* _WHAT IS BEING ASKED_: Omit all images. Transcribe the rest of the material below exactly.
**** STORED RECORDS
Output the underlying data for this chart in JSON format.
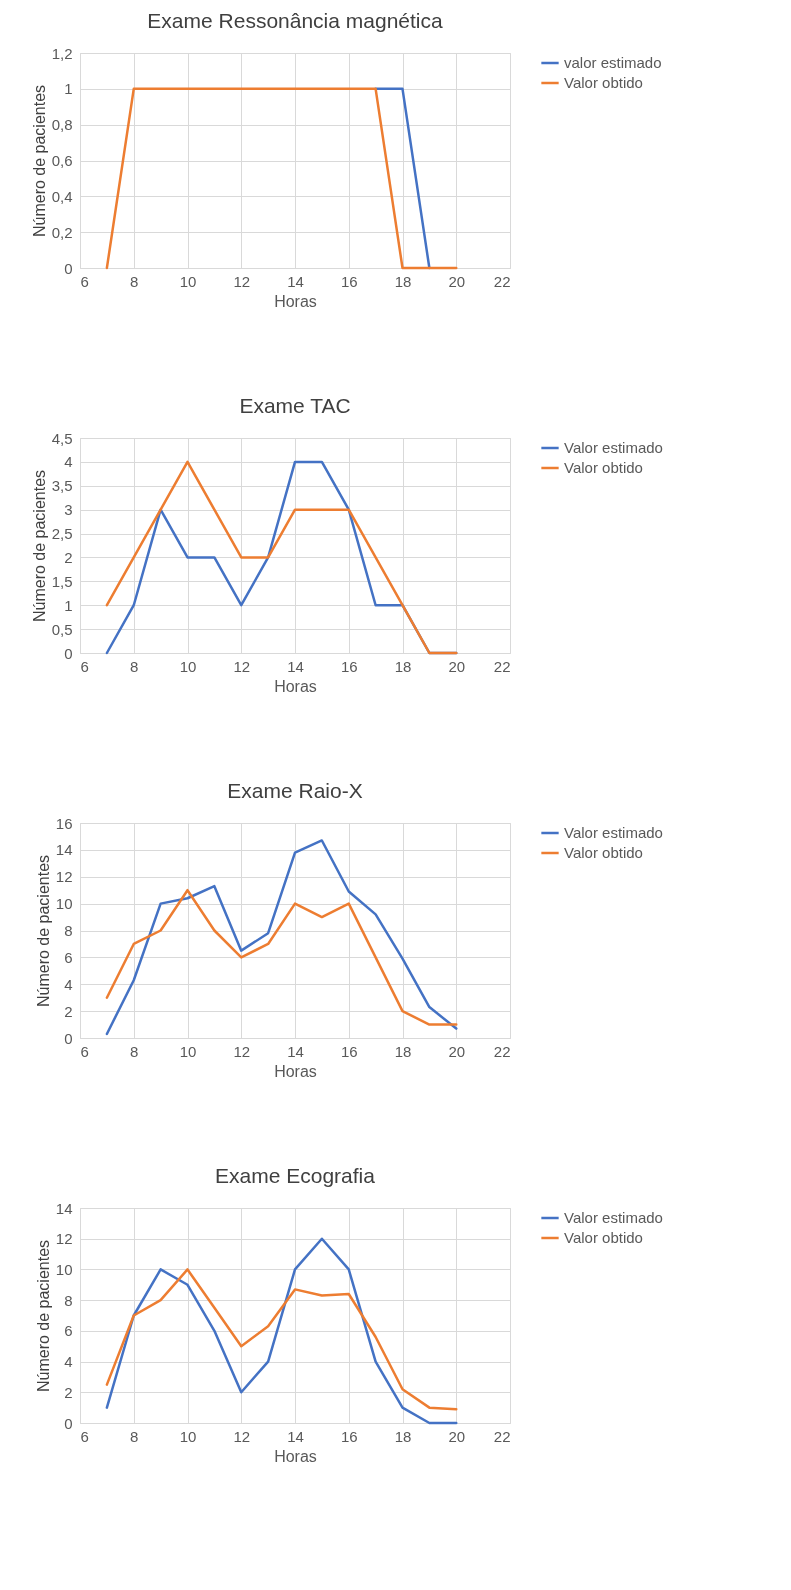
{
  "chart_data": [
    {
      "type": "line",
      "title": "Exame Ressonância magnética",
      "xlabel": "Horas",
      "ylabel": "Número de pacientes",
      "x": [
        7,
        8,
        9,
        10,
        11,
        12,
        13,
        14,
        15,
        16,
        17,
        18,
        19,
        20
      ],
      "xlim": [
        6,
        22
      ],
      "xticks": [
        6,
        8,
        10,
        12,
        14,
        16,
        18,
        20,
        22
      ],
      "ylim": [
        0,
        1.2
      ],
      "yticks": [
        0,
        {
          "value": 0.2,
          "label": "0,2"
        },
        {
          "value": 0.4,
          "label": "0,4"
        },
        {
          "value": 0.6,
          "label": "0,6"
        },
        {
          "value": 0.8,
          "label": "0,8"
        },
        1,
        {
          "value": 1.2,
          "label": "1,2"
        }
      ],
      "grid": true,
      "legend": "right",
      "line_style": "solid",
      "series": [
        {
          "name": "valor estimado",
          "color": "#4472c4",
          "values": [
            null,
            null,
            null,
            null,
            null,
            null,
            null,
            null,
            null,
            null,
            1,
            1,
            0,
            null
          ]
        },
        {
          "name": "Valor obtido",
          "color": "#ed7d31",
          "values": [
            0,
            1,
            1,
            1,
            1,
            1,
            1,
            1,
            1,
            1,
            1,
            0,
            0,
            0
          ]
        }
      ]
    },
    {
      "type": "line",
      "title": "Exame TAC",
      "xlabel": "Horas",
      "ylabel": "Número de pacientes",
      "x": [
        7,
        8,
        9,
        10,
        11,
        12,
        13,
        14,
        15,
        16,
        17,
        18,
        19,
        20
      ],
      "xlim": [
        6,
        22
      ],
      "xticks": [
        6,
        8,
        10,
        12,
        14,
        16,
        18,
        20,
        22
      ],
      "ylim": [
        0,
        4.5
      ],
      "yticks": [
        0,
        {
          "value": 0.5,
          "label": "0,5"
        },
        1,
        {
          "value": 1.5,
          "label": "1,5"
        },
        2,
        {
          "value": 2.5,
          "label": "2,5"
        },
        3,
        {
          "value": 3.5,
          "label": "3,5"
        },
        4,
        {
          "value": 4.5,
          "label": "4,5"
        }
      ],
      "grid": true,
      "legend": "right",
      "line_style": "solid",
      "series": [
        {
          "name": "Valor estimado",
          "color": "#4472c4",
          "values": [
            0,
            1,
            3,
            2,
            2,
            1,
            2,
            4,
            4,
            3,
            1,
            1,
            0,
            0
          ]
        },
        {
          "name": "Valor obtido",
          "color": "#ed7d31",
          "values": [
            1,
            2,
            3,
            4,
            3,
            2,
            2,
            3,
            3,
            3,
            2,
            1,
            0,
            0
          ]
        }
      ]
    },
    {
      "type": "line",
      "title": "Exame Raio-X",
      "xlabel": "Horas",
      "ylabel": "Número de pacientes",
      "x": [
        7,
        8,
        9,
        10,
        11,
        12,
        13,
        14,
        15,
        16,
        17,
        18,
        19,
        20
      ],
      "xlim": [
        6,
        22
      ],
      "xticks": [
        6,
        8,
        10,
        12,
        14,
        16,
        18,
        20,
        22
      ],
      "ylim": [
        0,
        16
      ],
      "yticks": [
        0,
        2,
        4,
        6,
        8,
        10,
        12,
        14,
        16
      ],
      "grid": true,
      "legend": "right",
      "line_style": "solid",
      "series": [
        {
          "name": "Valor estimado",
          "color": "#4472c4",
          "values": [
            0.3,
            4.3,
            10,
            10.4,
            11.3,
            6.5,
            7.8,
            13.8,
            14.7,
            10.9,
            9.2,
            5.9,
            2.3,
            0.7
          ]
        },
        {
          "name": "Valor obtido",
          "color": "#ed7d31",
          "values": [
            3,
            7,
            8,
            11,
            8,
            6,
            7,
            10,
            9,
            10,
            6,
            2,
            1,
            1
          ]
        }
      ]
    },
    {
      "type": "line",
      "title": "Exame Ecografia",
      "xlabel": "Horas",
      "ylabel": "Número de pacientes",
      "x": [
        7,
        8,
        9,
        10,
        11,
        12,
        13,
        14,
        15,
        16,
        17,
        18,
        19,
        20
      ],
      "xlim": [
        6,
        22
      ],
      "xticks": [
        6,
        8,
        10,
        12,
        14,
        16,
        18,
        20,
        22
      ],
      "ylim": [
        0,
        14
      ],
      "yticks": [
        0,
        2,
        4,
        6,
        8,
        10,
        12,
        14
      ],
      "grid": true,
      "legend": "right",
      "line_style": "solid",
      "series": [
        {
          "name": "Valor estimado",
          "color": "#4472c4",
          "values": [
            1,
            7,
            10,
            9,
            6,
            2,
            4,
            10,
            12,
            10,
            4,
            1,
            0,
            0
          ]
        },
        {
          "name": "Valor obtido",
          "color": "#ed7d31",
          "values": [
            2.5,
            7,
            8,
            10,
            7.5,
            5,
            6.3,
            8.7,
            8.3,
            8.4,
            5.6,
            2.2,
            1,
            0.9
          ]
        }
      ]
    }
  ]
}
********
* _THE RESPONSE_:
Output the underlying data for this chart in JSON format.
{
  "chart_data": [
    {
      "type": "line",
      "title": "Exame Ressonância magnética",
      "xlabel": "Horas",
      "ylabel": "Número de pacientes",
      "x": [
        7,
        8,
        9,
        10,
        11,
        12,
        13,
        14,
        15,
        16,
        17,
        18,
        19,
        20
      ],
      "xlim": [
        6,
        22
      ],
      "xticks": [
        6,
        8,
        10,
        12,
        14,
        16,
        18,
        20,
        22
      ],
      "ylim": [
        0,
        1.2
      ],
      "yticks": [
        0,
        {
          "value": 0.2,
          "label": "0,2"
        },
        {
          "value": 0.4,
          "label": "0,4"
        },
        {
          "value": 0.6,
          "label": "0,6"
        },
        {
          "value": 0.8,
          "label": "0,8"
        },
        1,
        {
          "value": 1.2,
          "label": "1,2"
        }
      ],
      "grid": true,
      "legend": "right",
      "line_style": "solid",
      "series": [
        {
          "name": "valor estimado",
          "color": "#4472c4",
          "values": [
            null,
            null,
            null,
            null,
            null,
            null,
            null,
            null,
            null,
            null,
            1,
            1,
            0,
            null
          ]
        },
        {
          "name": "Valor obtido",
          "color": "#ed7d31",
          "values": [
            0,
            1,
            1,
            1,
            1,
            1,
            1,
            1,
            1,
            1,
            1,
            0,
            0,
            0
          ]
        }
      ]
    },
    {
      "type": "line",
      "title": "Exame TAC",
      "xlabel": "Horas",
      "ylabel": "Número de pacientes",
      "x": [
        7,
        8,
        9,
        10,
        11,
        12,
        13,
        14,
        15,
        16,
        17,
        18,
        19,
        20
      ],
      "xlim": [
        6,
        22
      ],
      "xticks": [
        6,
        8,
        10,
        12,
        14,
        16,
        18,
        20,
        22
      ],
      "ylim": [
        0,
        4.5
      ],
      "yticks": [
        0,
        {
          "value": 0.5,
          "label": "0,5"
        },
        1,
        {
          "value": 1.5,
          "label": "1,5"
        },
        2,
        {
          "value": 2.5,
          "label": "2,5"
        },
        3,
        {
          "value": 3.5,
          "label": "3,5"
        },
        4,
        {
          "value": 4.5,
          "label": "4,5"
        }
      ],
      "grid": true,
      "legend": "right",
      "line_style": "solid",
      "series": [
        {
          "name": "Valor estimado",
          "color": "#4472c4",
          "values": [
            0,
            1,
            3,
            2,
            2,
            1,
            2,
            4,
            4,
            3,
            1,
            1,
            0,
            0
          ]
        },
        {
          "name": "Valor obtido",
          "color": "#ed7d31",
          "values": [
            1,
            2,
            3,
            4,
            3,
            2,
            2,
            3,
            3,
            3,
            2,
            1,
            0,
            0
          ]
        }
      ]
    },
    {
      "type": "line",
      "title": "Exame Raio-X",
      "xlabel": "Horas",
      "ylabel": "Número de pacientes",
      "x": [
        7,
        8,
        9,
        10,
        11,
        12,
        13,
        14,
        15,
        16,
        17,
        18,
        19,
        20
      ],
      "xlim": [
        6,
        22
      ],
      "xticks": [
        6,
        8,
        10,
        12,
        14,
        16,
        18,
        20,
        22
      ],
      "ylim": [
        0,
        16
      ],
      "yticks": [
        0,
        2,
        4,
        6,
        8,
        10,
        12,
        14,
        16
      ],
      "grid": true,
      "legend": "right",
      "line_style": "solid",
      "series": [
        {
          "name": "Valor estimado",
          "color": "#4472c4",
          "values": [
            0.3,
            4.3,
            10,
            10.4,
            11.3,
            6.5,
            7.8,
            13.8,
            14.7,
            10.9,
            9.2,
            5.9,
            2.3,
            0.7
          ]
        },
        {
          "name": "Valor obtido",
          "color": "#ed7d31",
          "values": [
            3,
            7,
            8,
            11,
            8,
            6,
            7,
            10,
            9,
            10,
            6,
            2,
            1,
            1
          ]
        }
      ]
    },
    {
      "type": "line",
      "title": "Exame Ecografia",
      "xlabel": "Horas",
      "ylabel": "Número de pacientes",
      "x": [
        7,
        8,
        9,
        10,
        11,
        12,
        13,
        14,
        15,
        16,
        17,
        18,
        19,
        20
      ],
      "xlim": [
        6,
        22
      ],
      "xticks": [
        6,
        8,
        10,
        12,
        14,
        16,
        18,
        20,
        22
      ],
      "ylim": [
        0,
        14
      ],
      "yticks": [
        0,
        2,
        4,
        6,
        8,
        10,
        12,
        14
      ],
      "grid": true,
      "legend": "right",
      "line_style": "solid",
      "series": [
        {
          "name": "Valor estimado",
          "color": "#4472c4",
          "values": [
            1,
            7,
            10,
            9,
            6,
            2,
            4,
            10,
            12,
            10,
            4,
            1,
            0,
            0
          ]
        },
        {
          "name": "Valor obtido",
          "color": "#ed7d31",
          "values": [
            2.5,
            7,
            8,
            10,
            7.5,
            5,
            6.3,
            8.7,
            8.3,
            8.4,
            5.6,
            2.2,
            1,
            0.9
          ]
        }
      ]
    }
  ]
}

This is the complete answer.